■ What the task requires: Copy the items word for word, starting with the very first line and stopping after the line that contains "author-share-label: 65% —".

■ Given data:

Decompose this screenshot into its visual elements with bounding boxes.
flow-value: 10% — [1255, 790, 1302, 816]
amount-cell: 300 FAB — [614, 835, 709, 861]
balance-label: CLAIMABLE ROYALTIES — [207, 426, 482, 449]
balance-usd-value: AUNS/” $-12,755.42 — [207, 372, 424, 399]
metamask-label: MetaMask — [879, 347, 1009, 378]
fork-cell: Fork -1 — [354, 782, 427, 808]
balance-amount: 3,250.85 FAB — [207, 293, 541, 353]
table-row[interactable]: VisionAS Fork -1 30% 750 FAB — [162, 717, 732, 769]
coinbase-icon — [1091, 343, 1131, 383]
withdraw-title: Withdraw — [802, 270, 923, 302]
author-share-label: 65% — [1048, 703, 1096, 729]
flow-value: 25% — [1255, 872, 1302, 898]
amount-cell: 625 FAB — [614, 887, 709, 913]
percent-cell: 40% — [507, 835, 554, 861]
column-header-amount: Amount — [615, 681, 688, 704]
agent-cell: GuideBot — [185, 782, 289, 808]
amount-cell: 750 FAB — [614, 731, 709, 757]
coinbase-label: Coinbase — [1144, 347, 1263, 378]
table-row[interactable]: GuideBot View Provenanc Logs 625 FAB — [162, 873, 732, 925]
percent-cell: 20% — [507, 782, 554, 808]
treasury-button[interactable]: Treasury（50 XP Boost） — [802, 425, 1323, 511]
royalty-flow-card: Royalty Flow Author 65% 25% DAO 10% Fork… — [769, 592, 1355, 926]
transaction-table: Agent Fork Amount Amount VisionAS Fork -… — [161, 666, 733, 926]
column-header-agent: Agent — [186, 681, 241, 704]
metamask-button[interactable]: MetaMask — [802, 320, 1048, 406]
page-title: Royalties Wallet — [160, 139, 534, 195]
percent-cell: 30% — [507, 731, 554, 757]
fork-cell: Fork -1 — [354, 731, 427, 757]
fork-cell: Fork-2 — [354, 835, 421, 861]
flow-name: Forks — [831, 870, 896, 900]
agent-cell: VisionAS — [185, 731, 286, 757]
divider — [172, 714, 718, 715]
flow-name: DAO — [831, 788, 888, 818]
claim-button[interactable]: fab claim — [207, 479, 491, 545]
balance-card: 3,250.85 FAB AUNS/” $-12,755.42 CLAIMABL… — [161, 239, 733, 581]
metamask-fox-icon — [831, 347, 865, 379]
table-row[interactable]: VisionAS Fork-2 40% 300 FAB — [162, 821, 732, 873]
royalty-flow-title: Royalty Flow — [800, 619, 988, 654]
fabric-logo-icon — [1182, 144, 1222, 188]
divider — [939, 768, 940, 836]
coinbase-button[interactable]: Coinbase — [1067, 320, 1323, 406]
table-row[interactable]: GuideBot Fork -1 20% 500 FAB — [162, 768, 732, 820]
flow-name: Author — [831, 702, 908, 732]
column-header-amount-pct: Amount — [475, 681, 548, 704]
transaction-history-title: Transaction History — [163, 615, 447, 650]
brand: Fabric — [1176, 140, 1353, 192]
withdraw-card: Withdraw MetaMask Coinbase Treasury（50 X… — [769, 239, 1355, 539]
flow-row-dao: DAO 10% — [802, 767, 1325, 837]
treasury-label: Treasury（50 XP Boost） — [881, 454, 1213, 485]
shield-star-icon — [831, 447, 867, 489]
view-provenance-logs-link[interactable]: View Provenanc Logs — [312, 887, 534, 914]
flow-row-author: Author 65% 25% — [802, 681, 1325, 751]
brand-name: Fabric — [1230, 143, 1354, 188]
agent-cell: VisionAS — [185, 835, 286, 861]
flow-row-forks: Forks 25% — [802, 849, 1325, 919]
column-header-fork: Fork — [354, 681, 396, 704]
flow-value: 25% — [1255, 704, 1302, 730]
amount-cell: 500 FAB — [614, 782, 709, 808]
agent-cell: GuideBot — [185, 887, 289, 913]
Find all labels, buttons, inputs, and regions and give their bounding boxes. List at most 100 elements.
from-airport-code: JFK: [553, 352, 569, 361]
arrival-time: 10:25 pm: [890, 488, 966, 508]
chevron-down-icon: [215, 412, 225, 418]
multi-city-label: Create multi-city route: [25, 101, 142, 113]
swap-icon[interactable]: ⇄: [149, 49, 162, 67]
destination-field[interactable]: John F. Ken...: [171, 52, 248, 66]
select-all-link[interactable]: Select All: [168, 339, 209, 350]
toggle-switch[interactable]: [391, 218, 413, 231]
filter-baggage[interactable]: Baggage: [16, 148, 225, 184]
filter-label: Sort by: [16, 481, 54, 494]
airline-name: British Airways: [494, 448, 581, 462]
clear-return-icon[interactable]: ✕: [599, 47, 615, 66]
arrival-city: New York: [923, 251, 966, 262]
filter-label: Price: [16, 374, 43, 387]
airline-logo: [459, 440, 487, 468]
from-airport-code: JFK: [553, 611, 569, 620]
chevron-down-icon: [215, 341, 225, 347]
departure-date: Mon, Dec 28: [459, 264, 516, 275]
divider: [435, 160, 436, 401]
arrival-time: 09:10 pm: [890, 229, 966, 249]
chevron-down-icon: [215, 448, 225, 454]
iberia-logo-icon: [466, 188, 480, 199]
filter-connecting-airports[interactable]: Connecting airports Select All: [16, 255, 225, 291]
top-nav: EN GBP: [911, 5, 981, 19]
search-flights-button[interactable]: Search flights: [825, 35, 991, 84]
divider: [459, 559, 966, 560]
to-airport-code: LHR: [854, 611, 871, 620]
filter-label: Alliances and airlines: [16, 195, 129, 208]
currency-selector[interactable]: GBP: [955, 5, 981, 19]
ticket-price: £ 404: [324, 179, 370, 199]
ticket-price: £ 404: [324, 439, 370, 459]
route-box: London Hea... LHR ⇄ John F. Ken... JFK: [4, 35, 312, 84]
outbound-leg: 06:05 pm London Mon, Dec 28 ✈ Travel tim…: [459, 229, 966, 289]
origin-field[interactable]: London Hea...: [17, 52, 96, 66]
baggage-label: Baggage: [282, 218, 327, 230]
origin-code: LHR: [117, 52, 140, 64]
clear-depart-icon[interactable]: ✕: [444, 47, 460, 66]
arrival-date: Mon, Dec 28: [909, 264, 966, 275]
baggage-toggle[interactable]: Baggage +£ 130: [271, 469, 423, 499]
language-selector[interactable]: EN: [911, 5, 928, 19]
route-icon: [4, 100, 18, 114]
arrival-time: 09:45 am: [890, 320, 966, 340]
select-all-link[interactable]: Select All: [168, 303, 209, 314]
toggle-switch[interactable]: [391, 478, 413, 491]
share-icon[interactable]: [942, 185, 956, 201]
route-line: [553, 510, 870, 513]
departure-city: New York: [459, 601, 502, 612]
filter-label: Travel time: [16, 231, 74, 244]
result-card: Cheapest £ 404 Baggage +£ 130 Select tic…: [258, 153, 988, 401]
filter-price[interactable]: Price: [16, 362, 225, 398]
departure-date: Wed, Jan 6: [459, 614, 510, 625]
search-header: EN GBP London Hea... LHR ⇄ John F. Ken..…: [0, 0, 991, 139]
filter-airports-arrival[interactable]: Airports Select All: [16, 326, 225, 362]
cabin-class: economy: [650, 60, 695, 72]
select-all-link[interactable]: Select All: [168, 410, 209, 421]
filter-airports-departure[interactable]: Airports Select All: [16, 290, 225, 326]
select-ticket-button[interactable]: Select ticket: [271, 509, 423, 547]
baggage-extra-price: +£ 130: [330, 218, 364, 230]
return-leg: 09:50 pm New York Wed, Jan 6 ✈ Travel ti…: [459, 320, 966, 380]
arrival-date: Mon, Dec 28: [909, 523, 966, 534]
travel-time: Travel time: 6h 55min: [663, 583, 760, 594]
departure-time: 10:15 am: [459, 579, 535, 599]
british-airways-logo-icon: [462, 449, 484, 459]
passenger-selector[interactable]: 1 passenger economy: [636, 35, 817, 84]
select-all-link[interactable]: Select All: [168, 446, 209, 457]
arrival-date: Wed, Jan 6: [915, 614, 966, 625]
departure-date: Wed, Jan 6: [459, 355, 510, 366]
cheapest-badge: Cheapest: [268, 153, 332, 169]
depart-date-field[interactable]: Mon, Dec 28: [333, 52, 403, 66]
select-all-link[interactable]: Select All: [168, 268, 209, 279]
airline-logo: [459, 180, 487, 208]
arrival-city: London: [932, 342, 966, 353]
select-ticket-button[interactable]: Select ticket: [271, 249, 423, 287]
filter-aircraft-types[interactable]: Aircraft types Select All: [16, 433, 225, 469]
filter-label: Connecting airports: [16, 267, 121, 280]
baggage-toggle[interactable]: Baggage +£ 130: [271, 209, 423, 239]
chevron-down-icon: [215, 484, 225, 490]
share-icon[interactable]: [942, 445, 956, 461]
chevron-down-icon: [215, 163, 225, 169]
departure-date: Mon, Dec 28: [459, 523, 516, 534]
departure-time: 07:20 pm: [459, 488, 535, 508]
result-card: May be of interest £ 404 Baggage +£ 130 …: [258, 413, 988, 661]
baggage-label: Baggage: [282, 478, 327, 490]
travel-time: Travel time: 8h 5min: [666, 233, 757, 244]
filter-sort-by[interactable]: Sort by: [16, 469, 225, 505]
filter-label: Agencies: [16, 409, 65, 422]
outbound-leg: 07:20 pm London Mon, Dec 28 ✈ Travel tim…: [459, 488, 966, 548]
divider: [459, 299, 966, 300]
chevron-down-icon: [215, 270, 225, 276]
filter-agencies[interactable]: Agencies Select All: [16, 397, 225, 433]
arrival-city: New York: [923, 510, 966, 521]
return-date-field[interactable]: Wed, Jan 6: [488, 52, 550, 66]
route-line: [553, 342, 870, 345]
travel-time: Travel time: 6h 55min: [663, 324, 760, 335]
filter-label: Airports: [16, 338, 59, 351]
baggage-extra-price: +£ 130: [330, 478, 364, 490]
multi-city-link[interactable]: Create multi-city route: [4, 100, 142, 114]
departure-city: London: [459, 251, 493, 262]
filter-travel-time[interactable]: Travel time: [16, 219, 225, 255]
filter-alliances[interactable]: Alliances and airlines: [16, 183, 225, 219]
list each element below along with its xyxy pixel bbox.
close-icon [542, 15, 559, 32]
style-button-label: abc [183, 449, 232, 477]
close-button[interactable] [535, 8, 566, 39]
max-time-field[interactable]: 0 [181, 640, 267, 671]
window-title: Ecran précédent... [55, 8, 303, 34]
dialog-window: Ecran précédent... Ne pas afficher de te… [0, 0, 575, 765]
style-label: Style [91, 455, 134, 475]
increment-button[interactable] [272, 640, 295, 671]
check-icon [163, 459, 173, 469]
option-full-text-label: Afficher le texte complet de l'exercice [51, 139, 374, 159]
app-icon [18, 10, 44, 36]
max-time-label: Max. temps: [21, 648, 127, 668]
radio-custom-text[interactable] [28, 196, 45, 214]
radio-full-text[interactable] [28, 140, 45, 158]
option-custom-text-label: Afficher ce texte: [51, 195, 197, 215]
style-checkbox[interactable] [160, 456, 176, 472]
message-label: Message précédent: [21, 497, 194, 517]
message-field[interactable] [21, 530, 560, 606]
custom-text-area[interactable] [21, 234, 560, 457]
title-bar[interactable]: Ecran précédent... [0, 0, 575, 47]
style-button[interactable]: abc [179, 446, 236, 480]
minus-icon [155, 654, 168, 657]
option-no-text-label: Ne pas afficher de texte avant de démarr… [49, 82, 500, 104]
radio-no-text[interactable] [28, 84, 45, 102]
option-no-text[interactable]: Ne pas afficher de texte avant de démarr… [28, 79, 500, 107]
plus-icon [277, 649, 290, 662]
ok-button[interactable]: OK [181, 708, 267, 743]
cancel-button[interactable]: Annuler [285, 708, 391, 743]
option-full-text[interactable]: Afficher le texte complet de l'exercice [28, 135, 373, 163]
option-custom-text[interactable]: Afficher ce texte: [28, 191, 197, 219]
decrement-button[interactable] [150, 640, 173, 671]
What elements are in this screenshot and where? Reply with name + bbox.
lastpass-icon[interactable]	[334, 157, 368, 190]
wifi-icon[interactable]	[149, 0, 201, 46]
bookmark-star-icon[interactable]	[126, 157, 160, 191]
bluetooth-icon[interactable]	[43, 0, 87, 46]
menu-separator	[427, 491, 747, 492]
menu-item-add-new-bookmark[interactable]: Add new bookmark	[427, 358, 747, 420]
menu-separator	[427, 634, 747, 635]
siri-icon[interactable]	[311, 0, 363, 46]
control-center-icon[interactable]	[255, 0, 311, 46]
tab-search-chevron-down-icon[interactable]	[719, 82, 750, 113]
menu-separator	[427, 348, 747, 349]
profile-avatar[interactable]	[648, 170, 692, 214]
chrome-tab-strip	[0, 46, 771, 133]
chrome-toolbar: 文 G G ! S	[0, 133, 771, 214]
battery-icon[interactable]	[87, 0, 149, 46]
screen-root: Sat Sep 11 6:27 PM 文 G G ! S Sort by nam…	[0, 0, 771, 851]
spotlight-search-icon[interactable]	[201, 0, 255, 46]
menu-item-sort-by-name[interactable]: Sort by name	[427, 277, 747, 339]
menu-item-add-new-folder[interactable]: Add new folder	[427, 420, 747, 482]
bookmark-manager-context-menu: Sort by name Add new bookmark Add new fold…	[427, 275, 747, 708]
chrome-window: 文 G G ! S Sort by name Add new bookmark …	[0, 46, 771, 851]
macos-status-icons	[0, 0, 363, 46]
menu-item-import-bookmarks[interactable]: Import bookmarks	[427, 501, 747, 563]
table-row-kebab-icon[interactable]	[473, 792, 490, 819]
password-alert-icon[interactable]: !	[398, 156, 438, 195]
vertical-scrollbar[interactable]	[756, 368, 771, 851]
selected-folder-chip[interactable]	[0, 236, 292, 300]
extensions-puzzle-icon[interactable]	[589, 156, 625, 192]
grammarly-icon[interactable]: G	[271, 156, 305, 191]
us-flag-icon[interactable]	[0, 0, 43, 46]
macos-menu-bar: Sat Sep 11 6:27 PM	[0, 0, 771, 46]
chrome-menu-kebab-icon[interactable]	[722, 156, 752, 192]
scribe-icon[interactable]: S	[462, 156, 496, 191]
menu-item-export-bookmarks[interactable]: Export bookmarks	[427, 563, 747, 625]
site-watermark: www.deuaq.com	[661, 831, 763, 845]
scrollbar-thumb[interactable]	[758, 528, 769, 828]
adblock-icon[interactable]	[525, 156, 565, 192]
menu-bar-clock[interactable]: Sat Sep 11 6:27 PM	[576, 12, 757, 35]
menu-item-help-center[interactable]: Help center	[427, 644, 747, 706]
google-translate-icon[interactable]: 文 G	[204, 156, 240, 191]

■ Written solution:
Decompose this screenshot into its visual elements with bounding boxes.
flow-value: 10% — [1255, 790, 1302, 816]
amount-cell: 300 FAB — [614, 835, 709, 861]
balance-label: CLAIMABLE ROYALTIES — [207, 426, 482, 449]
balance-usd-value: AUNS/” $-12,755.42 — [207, 372, 424, 399]
metamask-label: MetaMask — [879, 347, 1009, 378]
fork-cell: Fork -1 — [354, 782, 427, 808]
balance-amount: 3,250.85 FAB — [207, 293, 541, 353]
table-row[interactable]: VisionAS Fork -1 30% 750 FAB — [162, 717, 732, 769]
coinbase-icon — [1091, 343, 1131, 383]
withdraw-title: Withdraw — [802, 270, 923, 302]
author-share-label: 65% — [1048, 703, 1096, 729]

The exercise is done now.